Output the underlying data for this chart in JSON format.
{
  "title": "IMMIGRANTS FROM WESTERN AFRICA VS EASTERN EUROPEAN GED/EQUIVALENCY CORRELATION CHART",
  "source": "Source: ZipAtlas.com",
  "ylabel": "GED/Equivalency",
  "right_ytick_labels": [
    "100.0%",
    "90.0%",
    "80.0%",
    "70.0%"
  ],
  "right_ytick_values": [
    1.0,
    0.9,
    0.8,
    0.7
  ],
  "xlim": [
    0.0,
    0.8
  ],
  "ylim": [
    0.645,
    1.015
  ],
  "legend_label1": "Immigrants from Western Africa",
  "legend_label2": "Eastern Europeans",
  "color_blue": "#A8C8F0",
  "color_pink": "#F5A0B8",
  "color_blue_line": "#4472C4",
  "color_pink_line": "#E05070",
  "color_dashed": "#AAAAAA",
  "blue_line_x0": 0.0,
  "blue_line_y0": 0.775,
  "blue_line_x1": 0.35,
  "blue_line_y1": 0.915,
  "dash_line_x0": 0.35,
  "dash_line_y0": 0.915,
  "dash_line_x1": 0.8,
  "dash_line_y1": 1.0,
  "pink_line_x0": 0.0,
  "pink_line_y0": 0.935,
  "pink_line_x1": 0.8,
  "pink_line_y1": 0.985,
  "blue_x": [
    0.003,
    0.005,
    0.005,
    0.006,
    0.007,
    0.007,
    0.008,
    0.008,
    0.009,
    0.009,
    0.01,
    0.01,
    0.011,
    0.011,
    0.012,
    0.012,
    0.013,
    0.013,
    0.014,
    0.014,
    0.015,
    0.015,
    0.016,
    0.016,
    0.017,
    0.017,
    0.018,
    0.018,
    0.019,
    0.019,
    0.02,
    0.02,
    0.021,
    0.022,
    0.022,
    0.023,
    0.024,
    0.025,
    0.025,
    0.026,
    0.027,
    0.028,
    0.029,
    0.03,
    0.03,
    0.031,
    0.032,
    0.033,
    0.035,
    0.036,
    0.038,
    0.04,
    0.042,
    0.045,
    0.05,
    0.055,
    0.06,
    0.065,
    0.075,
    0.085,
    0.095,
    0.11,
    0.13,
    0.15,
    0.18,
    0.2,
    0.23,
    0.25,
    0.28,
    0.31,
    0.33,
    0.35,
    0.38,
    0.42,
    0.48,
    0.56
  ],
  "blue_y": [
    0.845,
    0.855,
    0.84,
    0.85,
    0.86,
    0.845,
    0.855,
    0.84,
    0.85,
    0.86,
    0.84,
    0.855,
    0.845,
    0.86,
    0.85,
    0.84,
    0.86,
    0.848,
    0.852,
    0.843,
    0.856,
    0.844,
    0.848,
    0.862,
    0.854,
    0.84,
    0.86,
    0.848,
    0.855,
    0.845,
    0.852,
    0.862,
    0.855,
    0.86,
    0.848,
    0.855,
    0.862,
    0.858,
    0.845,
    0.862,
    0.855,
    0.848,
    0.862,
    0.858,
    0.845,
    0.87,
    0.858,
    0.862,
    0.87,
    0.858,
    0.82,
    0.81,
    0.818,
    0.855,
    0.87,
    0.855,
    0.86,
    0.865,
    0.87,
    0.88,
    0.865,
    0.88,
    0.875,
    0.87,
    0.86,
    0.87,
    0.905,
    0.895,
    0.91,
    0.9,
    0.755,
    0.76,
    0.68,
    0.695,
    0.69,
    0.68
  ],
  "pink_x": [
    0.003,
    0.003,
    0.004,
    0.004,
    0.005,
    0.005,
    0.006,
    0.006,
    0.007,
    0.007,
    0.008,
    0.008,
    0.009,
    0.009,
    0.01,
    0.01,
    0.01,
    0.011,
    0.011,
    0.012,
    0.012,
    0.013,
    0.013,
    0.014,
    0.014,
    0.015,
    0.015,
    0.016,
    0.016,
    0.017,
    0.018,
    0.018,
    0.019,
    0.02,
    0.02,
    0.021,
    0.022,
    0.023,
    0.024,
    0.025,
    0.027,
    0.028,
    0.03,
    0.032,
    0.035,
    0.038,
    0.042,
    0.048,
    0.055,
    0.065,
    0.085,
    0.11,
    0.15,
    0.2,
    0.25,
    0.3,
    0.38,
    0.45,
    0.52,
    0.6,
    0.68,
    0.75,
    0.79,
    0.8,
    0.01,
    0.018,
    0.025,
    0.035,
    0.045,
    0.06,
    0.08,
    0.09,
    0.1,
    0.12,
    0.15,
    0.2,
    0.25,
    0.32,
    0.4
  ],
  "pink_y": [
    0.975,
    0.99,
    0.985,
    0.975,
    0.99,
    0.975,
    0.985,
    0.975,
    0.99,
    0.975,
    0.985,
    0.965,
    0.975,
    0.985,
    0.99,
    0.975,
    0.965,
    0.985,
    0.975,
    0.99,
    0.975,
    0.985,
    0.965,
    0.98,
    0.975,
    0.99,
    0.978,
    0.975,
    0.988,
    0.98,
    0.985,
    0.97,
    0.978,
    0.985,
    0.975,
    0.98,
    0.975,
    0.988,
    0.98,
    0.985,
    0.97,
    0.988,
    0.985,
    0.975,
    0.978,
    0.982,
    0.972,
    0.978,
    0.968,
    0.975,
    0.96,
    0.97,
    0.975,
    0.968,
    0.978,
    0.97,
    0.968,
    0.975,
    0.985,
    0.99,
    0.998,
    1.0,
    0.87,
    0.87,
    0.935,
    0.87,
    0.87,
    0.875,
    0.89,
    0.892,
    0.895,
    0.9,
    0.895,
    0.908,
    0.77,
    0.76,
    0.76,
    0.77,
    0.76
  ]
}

··········

**Work instructions:**
Reproduce the data, keeping every line exactly the same.

**Completed exercise:**
Output the underlying data for this chart in JSON format.
{
  "title": "IMMIGRANTS FROM WESTERN AFRICA VS EASTERN EUROPEAN GED/EQUIVALENCY CORRELATION CHART",
  "source": "Source: ZipAtlas.com",
  "ylabel": "GED/Equivalency",
  "right_ytick_labels": [
    "100.0%",
    "90.0%",
    "80.0%",
    "70.0%"
  ],
  "right_ytick_values": [
    1.0,
    0.9,
    0.8,
    0.7
  ],
  "xlim": [
    0.0,
    0.8
  ],
  "ylim": [
    0.645,
    1.015
  ],
  "legend_label1": "Immigrants from Western Africa",
  "legend_label2": "Eastern Europeans",
  "color_blue": "#A8C8F0",
  "color_pink": "#F5A0B8",
  "color_blue_line": "#4472C4",
  "color_pink_line": "#E05070",
  "color_dashed": "#AAAAAA",
  "blue_line_x0": 0.0,
  "blue_line_y0": 0.775,
  "blue_line_x1": 0.35,
  "blue_line_y1": 0.915,
  "dash_line_x0": 0.35,
  "dash_line_y0": 0.915,
  "dash_line_x1": 0.8,
  "dash_line_y1": 1.0,
  "pink_line_x0": 0.0,
  "pink_line_y0": 0.935,
  "pink_line_x1": 0.8,
  "pink_line_y1": 0.985,
  "blue_x": [
    0.003,
    0.005,
    0.005,
    0.006,
    0.007,
    0.007,
    0.008,
    0.008,
    0.009,
    0.009,
    0.01,
    0.01,
    0.011,
    0.011,
    0.012,
    0.012,
    0.013,
    0.013,
    0.014,
    0.014,
    0.015,
    0.015,
    0.016,
    0.016,
    0.017,
    0.017,
    0.018,
    0.018,
    0.019,
    0.019,
    0.02,
    0.02,
    0.021,
    0.022,
    0.022,
    0.023,
    0.024,
    0.025,
    0.025,
    0.026,
    0.027,
    0.028,
    0.029,
    0.03,
    0.03,
    0.031,
    0.032,
    0.033,
    0.035,
    0.036,
    0.038,
    0.04,
    0.042,
    0.045,
    0.05,
    0.055,
    0.06,
    0.065,
    0.075,
    0.085,
    0.095,
    0.11,
    0.13,
    0.15,
    0.18,
    0.2,
    0.23,
    0.25,
    0.28,
    0.31,
    0.33,
    0.35,
    0.38,
    0.42,
    0.48,
    0.56
  ],
  "blue_y": [
    0.845,
    0.855,
    0.84,
    0.85,
    0.86,
    0.845,
    0.855,
    0.84,
    0.85,
    0.86,
    0.84,
    0.855,
    0.845,
    0.86,
    0.85,
    0.84,
    0.86,
    0.848,
    0.852,
    0.843,
    0.856,
    0.844,
    0.848,
    0.862,
    0.854,
    0.84,
    0.86,
    0.848,
    0.855,
    0.845,
    0.852,
    0.862,
    0.855,
    0.86,
    0.848,
    0.855,
    0.862,
    0.858,
    0.845,
    0.862,
    0.855,
    0.848,
    0.862,
    0.858,
    0.845,
    0.87,
    0.858,
    0.862,
    0.87,
    0.858,
    0.82,
    0.81,
    0.818,
    0.855,
    0.87,
    0.855,
    0.86,
    0.865,
    0.87,
    0.88,
    0.865,
    0.88,
    0.875,
    0.87,
    0.86,
    0.87,
    0.905,
    0.895,
    0.91,
    0.9,
    0.755,
    0.76,
    0.68,
    0.695,
    0.69,
    0.68
  ],
  "pink_x": [
    0.003,
    0.003,
    0.004,
    0.004,
    0.005,
    0.005,
    0.006,
    0.006,
    0.007,
    0.007,
    0.008,
    0.008,
    0.009,
    0.009,
    0.01,
    0.01,
    0.01,
    0.011,
    0.011,
    0.012,
    0.012,
    0.013,
    0.013,
    0.014,
    0.014,
    0.015,
    0.015,
    0.016,
    0.016,
    0.017,
    0.018,
    0.018,
    0.019,
    0.02,
    0.02,
    0.021,
    0.022,
    0.023,
    0.024,
    0.025,
    0.027,
    0.028,
    0.03,
    0.032,
    0.035,
    0.038,
    0.042,
    0.048,
    0.055,
    0.065,
    0.085,
    0.11,
    0.15,
    0.2,
    0.25,
    0.3,
    0.38,
    0.45,
    0.52,
    0.6,
    0.68,
    0.75,
    0.79,
    0.8,
    0.01,
    0.018,
    0.025,
    0.035,
    0.045,
    0.06,
    0.08,
    0.09,
    0.1,
    0.12,
    0.15,
    0.2,
    0.25,
    0.32,
    0.4
  ],
  "pink_y": [
    0.975,
    0.99,
    0.985,
    0.975,
    0.99,
    0.975,
    0.985,
    0.975,
    0.99,
    0.975,
    0.985,
    0.965,
    0.975,
    0.985,
    0.99,
    0.975,
    0.965,
    0.985,
    0.975,
    0.99,
    0.975,
    0.985,
    0.965,
    0.98,
    0.975,
    0.99,
    0.978,
    0.975,
    0.988,
    0.98,
    0.985,
    0.97,
    0.978,
    0.985,
    0.975,
    0.98,
    0.975,
    0.988,
    0.98,
    0.985,
    0.97,
    0.988,
    0.985,
    0.975,
    0.978,
    0.982,
    0.972,
    0.978,
    0.968,
    0.975,
    0.96,
    0.97,
    0.975,
    0.968,
    0.978,
    0.97,
    0.968,
    0.975,
    0.985,
    0.99,
    0.998,
    1.0,
    0.87,
    0.87,
    0.935,
    0.87,
    0.87,
    0.875,
    0.89,
    0.892,
    0.895,
    0.9,
    0.895,
    0.908,
    0.77,
    0.76,
    0.76,
    0.77,
    0.76
  ]
}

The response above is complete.